◆ EXERCISE DESCRIPTION: Search the material below for the string "many" and list each line that holds it.

◆ SUPPLIED MATERIAL:

>> Begin

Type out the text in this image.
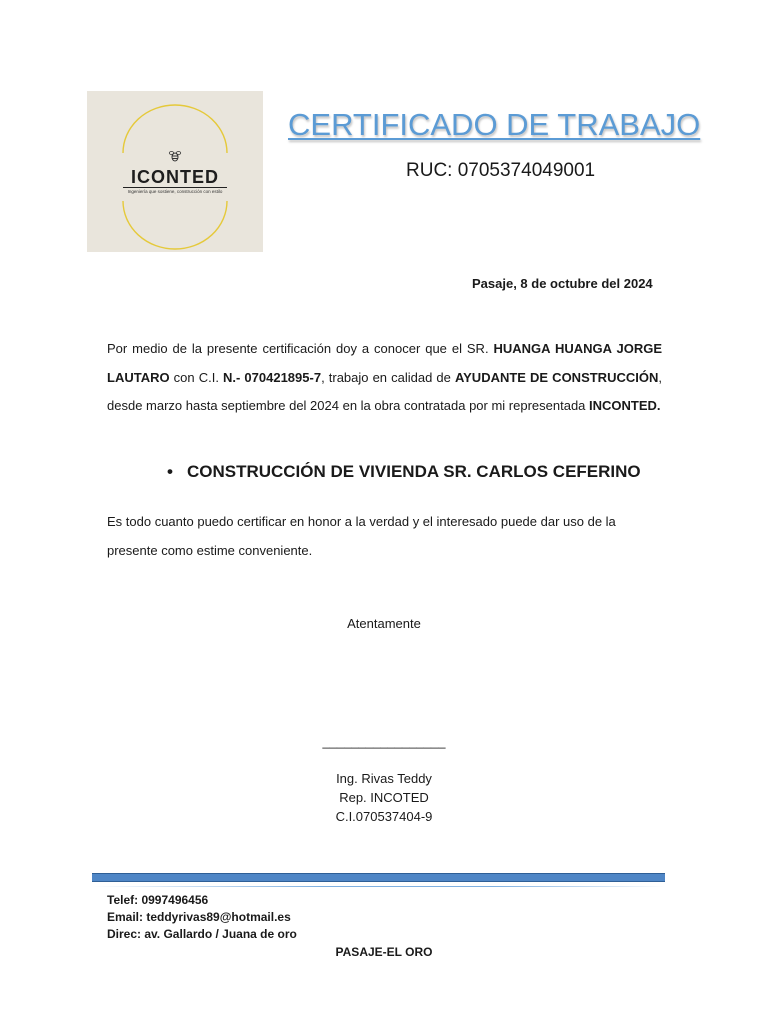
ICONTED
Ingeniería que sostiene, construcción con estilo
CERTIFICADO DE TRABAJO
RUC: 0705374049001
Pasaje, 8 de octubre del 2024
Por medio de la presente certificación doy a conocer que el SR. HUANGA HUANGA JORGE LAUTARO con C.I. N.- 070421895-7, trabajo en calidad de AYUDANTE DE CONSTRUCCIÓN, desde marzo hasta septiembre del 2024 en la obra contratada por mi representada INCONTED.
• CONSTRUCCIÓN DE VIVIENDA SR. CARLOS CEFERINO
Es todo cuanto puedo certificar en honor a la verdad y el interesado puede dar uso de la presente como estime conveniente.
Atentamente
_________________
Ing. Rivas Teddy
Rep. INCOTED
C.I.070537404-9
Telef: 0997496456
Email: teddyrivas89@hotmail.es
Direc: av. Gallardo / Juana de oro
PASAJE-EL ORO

>> End
>> Begin

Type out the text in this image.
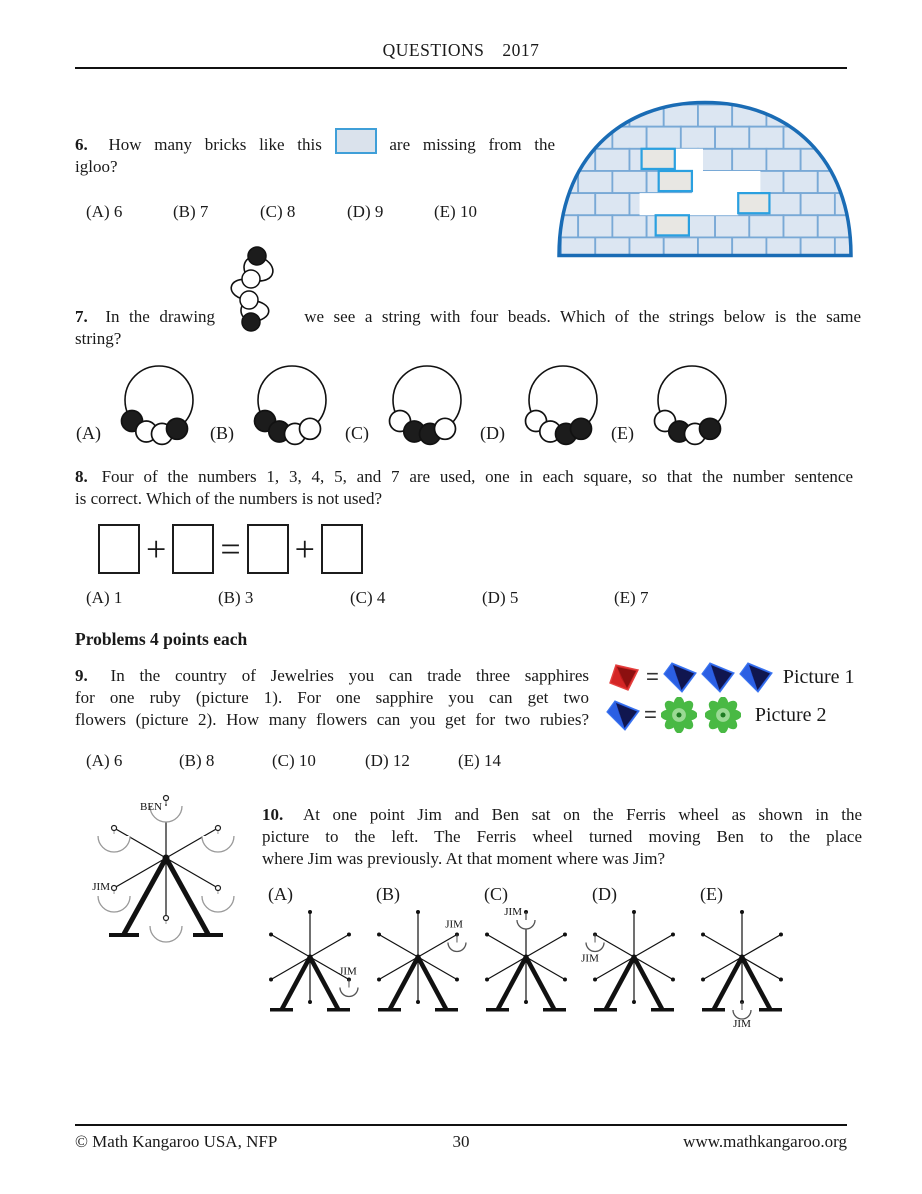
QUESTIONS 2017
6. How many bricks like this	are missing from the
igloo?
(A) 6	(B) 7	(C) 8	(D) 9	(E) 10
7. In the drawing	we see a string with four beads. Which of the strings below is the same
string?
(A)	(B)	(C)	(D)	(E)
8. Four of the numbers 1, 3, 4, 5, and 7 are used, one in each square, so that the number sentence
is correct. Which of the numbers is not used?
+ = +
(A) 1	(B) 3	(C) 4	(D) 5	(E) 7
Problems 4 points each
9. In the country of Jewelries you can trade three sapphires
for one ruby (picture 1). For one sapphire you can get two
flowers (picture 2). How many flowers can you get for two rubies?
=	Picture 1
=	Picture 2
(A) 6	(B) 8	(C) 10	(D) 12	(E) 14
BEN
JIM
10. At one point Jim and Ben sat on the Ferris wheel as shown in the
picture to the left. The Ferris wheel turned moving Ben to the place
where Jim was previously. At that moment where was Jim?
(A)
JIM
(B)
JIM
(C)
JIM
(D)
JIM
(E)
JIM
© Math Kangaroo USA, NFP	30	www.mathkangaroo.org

>> End

◆ TASK OUTPUT:
6. How many bricks like this	are missing from the
flowers (picture 2). How many flowers can you get for two rubies?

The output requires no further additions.